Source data
==================================================
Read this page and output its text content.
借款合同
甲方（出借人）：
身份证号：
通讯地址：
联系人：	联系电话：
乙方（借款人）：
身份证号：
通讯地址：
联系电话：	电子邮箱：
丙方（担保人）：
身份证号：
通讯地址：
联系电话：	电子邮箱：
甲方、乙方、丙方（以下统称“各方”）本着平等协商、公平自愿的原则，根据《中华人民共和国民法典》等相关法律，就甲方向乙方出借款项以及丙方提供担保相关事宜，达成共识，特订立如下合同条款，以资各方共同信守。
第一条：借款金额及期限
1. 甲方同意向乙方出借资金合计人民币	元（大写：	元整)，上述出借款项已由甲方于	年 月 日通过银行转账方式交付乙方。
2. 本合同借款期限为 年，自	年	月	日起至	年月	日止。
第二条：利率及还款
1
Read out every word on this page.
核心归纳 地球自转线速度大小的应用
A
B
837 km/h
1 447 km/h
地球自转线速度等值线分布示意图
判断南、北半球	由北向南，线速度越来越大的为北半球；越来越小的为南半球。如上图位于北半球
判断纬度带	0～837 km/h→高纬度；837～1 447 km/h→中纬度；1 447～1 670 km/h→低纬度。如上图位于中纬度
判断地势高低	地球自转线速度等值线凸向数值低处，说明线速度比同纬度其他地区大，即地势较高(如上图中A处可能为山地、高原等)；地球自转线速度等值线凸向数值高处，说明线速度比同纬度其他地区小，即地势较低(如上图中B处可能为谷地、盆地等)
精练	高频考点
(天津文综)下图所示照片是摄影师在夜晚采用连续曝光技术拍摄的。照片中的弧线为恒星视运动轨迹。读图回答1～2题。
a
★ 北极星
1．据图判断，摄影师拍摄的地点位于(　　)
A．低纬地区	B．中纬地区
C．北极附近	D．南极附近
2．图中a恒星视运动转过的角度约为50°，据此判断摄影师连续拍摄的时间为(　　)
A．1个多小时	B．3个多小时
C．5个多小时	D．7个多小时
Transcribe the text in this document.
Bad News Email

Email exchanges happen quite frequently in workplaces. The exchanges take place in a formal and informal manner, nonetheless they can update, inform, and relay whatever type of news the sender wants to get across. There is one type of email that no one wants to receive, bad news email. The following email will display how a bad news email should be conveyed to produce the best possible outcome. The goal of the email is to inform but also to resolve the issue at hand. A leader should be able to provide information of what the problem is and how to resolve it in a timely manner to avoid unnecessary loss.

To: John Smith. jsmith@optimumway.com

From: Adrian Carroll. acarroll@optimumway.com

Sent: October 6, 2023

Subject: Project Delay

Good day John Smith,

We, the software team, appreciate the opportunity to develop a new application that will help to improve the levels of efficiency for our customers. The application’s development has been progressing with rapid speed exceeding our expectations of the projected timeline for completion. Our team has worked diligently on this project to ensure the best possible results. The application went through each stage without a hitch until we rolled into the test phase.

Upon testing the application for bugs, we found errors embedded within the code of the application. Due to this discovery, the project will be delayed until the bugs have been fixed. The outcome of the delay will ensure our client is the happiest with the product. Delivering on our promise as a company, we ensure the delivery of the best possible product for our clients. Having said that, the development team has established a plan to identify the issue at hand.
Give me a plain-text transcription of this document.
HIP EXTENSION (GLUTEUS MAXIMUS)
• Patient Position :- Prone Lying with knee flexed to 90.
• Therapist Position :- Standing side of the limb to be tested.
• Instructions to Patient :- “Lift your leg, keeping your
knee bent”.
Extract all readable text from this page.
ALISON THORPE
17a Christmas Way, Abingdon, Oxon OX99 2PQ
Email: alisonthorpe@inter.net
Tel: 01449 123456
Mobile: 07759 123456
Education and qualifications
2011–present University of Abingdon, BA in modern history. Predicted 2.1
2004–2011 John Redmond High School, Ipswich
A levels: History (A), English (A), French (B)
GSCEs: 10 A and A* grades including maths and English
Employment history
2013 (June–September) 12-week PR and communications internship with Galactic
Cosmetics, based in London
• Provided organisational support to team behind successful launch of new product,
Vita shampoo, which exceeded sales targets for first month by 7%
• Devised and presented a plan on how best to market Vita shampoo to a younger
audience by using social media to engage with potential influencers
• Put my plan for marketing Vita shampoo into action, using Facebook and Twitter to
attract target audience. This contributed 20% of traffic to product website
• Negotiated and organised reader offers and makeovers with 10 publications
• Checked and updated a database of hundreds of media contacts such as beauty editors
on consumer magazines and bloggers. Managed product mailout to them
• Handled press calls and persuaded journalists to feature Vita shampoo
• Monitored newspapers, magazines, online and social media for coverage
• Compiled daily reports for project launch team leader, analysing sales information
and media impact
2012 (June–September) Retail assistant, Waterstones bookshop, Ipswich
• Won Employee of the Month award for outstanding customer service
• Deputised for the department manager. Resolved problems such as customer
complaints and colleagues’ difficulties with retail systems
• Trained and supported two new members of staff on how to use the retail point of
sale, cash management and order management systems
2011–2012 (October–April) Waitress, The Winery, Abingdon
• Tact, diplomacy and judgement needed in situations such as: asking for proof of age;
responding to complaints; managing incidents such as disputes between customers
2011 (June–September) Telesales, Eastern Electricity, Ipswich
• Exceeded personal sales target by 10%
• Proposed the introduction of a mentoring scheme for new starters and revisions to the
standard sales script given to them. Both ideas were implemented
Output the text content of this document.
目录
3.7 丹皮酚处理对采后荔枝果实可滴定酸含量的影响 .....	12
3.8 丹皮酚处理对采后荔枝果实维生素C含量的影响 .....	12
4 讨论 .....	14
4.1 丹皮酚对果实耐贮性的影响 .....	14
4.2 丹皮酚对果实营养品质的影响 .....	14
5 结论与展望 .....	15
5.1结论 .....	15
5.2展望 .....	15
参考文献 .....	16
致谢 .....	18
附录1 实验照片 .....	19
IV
==================================================
WORK TO BE COMPLETED: Show all lines in the entries above where the string "Patient" appears.

COMPLETED TASK:
• Patient Position :- Prone Lying with knee flexed to 90.
• Instructions to Patient :- “Lift your leg, keeping your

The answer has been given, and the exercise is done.